▶ **SHORT EXERCISE**
State how many lines of the entries hold the string "Abfahrt". Reply with the number alone.

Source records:
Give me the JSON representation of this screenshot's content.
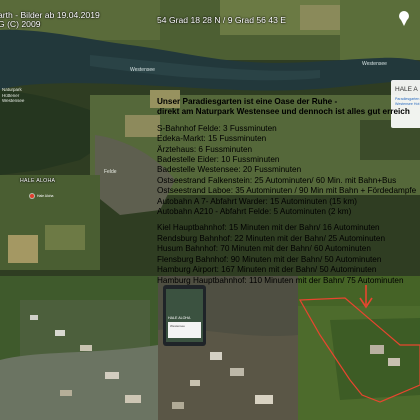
{
  "header": {
    "left_text": "arth - Bilder ab 19.04.2019\nG (C) 2009",
    "coordinates": "54 Grad 18 28 N / 9 Grad 56 43 E"
  },
  "map_labels": {
    "lake": "Westensee",
    "westensee": "Westensee",
    "park": "Naturpark\nHüttener\nWestensee",
    "felde": "Felde",
    "hale_aloha": "HALE ALOHA",
    "pin_caption": "Hale Aloha"
  },
  "panel_top_right": {
    "title": "HALE A",
    "subtitle": "Paradiesgarten",
    "subtitle2": "Westensee Hot"
  },
  "info": {
    "headline1": "Unser Paradiesgarten ist eine Oase der Ruhe -",
    "headline2": "direkt am Naturpark Westensee und dennoch ist alles gut erreich",
    "distances": [
      "S-Bahnhof Felde: 3 Fussminuten",
      "Edeka-Markt: 15 Fussminuten",
      "Ärztehaus: 6 Fussminuten",
      "Badestelle Eider: 10 Fussminuten",
      "Badestelle Westensee: 20 Fussminuten",
      "Ostseestrand Falkenstein: 25 Autominuten/ 60 Min. mit Bahn+Bus",
      "Ostseestrand Laboe: 35 Autominuten / 90 Min mit Bahn + Fördedampfe",
      "Autobahn A 7- Abfahrt Warder: 15 Autominuten (15 km)",
      "Autobahn A210 - Abfahrt Felde: 5 Autominuten (2 km)"
    ],
    "stations": [
      "Kiel Hauptbahnhof: 15 Minuten mit der Bahn/ 16 Autominuten",
      "Rendsburg Bahnhof: 22 Minuten mit der Bahn/ 25 Autominuten",
      "Husum Bahnhof: 70 Minuten mit der Bahn/ 60 Autominuten",
      "Flensburg Bahnhof: 90 Minuten mit der Bahn/ 50 Autominuten",
      "Hamburg Airport: 167 Minuten mit der Bahn/ 50 Autominuten",
      "Hamburg Hauptbahnhof: 110 Minuten mit der Bahn/ 75 Autominuten"
    ]
  },
  "phone": {
    "title": "HALE ALOHA",
    "card_text": "Westensee"
  },
  "colors": {
    "property_outline": "#e8452f",
    "arrow": "#e8452f"
  },
  "icons": [
    "location-pin-icon",
    "arrow-down-icon"
  ]
}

▶ **TASK OUTPUT**
2